# Installing a 24 in. Dishwasher in 28 in. Cabinet.



## coreprat (Feb 11, 2008)

Hello,

I have some older cabinets and the only 2 locations in my kitchen that will allow me to install a dishwasher both consist of a 28 inch opening.

What should I do to be able to fix the extra 4 inchs that I am going to have?

Any Help will be appreciated.


----------



## wfischer (Dec 29, 2007)

If your cabinets are painted, screw a 2x4 to one side of the cabinet to cover the gap, add a little caulk if needed to make the transition between cabinet and 2x4 nice and flat, and then paint the 2x4 to match.

If your cabinets are stained, you'll probably want to find something nicer than a standard 2x4, with a grain that matches the cabinets, and skip the caulk.


----------



## skymaster (Jun 6, 2007)

2 x 4 UGH:no: but just put fillers on both side to reduce to 241/4 opening.
If you have the skills and tools, maybe a pullout for spices to fill the gap.


----------



## hms (Feb 12, 2008)

if you are removing a portion of the cabinet fronts, take and cut a 4" piece to use as a fill. Get a 1/4" dowling and carefully drill a 1/4" hole in the side of the existing cabinet and the trim piece that you have made put drops of glue into holes that you drilled and then put the pieces together with dowling. you might want to be sure the holes line up good first. then clamp untill dry and then inswtall your d/w.


----------

> _GIVEN REQUEST 1_
In the dishwasher thread, how wide are the two openings where a dishwasher could be installed?
The dishwasher thread and these rows come from separate sources.

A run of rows
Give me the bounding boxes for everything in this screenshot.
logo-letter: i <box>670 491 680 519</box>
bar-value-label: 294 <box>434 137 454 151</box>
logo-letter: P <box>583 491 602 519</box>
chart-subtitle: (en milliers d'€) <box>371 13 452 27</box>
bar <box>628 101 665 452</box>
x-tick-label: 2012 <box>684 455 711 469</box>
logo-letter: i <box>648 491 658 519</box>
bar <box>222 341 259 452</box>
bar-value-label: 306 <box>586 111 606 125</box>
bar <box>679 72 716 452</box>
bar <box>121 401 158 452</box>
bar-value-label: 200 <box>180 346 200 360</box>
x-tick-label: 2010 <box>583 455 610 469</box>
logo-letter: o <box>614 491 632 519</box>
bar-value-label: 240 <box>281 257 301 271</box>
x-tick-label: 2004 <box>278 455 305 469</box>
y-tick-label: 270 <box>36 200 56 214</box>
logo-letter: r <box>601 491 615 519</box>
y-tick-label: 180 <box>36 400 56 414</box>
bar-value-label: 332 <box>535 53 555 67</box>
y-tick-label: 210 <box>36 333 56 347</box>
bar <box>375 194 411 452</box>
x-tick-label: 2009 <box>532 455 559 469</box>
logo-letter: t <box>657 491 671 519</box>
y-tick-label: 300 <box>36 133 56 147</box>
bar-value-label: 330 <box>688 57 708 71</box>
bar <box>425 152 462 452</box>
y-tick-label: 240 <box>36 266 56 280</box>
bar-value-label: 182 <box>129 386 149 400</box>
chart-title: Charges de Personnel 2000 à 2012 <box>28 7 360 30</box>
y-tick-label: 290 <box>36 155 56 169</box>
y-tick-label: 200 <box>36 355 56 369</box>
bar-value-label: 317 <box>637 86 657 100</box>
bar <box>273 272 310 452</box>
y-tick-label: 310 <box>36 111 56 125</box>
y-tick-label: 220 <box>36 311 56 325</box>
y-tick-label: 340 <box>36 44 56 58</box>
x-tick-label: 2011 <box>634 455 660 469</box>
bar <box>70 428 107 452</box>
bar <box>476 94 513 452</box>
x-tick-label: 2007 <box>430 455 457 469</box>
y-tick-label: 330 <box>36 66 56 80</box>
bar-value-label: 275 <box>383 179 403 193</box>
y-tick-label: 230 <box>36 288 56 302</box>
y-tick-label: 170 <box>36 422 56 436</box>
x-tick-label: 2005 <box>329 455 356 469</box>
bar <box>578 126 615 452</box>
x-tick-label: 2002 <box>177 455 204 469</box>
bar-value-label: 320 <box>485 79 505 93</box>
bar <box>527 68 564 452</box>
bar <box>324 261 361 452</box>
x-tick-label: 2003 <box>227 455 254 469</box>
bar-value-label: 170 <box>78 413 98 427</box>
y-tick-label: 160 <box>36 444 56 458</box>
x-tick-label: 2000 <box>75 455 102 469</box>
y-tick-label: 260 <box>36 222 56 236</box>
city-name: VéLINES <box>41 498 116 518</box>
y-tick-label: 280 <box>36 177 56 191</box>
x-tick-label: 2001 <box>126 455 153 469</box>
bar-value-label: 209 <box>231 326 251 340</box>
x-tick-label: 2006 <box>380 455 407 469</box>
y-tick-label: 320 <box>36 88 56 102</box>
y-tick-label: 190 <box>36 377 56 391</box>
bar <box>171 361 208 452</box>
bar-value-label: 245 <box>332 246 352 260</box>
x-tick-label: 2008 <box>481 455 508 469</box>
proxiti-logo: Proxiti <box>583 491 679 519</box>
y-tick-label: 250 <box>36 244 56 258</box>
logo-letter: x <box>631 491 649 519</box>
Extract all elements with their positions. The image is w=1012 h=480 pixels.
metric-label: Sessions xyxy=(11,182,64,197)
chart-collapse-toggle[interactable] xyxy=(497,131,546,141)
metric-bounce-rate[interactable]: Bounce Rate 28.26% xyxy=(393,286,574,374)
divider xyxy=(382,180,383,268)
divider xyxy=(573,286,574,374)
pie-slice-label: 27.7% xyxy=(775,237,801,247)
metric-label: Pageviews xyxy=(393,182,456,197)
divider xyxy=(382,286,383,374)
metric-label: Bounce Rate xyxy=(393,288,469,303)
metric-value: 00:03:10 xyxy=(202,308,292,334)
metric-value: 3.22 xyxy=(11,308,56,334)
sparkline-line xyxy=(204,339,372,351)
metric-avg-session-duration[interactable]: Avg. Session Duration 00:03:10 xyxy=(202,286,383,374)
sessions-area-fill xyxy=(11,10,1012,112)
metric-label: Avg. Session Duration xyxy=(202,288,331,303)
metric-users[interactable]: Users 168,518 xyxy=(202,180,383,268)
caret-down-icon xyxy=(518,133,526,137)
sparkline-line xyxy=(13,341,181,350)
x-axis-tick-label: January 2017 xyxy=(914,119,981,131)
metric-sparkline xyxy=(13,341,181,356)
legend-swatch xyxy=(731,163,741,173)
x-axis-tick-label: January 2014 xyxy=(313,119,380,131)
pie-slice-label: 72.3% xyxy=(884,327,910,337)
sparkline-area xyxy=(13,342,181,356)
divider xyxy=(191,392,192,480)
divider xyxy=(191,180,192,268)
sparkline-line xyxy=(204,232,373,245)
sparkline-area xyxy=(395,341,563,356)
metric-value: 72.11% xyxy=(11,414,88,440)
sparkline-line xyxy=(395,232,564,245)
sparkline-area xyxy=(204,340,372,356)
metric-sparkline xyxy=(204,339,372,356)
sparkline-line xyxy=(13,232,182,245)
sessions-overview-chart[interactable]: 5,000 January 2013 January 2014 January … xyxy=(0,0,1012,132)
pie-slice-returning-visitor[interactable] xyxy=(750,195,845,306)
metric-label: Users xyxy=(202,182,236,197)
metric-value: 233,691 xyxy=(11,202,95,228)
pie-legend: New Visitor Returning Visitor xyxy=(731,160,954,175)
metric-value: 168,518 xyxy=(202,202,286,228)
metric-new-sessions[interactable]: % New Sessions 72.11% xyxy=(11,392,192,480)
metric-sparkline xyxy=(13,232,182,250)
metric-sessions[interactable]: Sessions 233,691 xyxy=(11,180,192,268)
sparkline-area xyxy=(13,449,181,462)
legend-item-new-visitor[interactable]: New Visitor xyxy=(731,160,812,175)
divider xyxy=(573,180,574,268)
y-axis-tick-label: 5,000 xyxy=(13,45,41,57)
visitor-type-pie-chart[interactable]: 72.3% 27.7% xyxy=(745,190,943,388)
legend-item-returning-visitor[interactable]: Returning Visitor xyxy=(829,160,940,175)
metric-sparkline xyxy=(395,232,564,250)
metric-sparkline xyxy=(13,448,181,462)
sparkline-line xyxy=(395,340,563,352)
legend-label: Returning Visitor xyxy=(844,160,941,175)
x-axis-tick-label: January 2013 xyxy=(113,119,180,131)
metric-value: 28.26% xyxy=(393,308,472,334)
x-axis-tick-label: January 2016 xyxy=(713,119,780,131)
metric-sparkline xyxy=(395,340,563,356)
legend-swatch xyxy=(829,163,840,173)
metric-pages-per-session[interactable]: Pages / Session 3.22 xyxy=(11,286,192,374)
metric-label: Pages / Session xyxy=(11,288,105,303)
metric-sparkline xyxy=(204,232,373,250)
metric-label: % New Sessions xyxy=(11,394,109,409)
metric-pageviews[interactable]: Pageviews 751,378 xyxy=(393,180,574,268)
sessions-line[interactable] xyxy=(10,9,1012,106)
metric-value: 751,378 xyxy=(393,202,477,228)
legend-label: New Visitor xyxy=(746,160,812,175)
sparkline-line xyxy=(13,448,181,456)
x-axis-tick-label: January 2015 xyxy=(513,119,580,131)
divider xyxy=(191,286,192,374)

> _GIVEN REQUEST 2_
Echo the stretch of rows from the first row through the row containing "logo-letter: r <box>601 491 615 519</box>", including both.

> _FINAL ANSWER 1_
28 inches.

> _FINAL ANSWER 2_
Give me the bounding boxes for everything in this screenshot.
logo-letter: i <box>670 491 680 519</box>
bar-value-label: 294 <box>434 137 454 151</box>
logo-letter: P <box>583 491 602 519</box>
chart-subtitle: (en milliers d'€) <box>371 13 452 27</box>
bar <box>628 101 665 452</box>
x-tick-label: 2012 <box>684 455 711 469</box>
logo-letter: i <box>648 491 658 519</box>
bar <box>222 341 259 452</box>
bar-value-label: 306 <box>586 111 606 125</box>
bar <box>679 72 716 452</box>
bar <box>121 401 158 452</box>
bar-value-label: 200 <box>180 346 200 360</box>
x-tick-label: 2010 <box>583 455 610 469</box>
logo-letter: o <box>614 491 632 519</box>
bar-value-label: 240 <box>281 257 301 271</box>
x-tick-label: 2004 <box>278 455 305 469</box>
y-tick-label: 270 <box>36 200 56 214</box>
logo-letter: r <box>601 491 615 519</box>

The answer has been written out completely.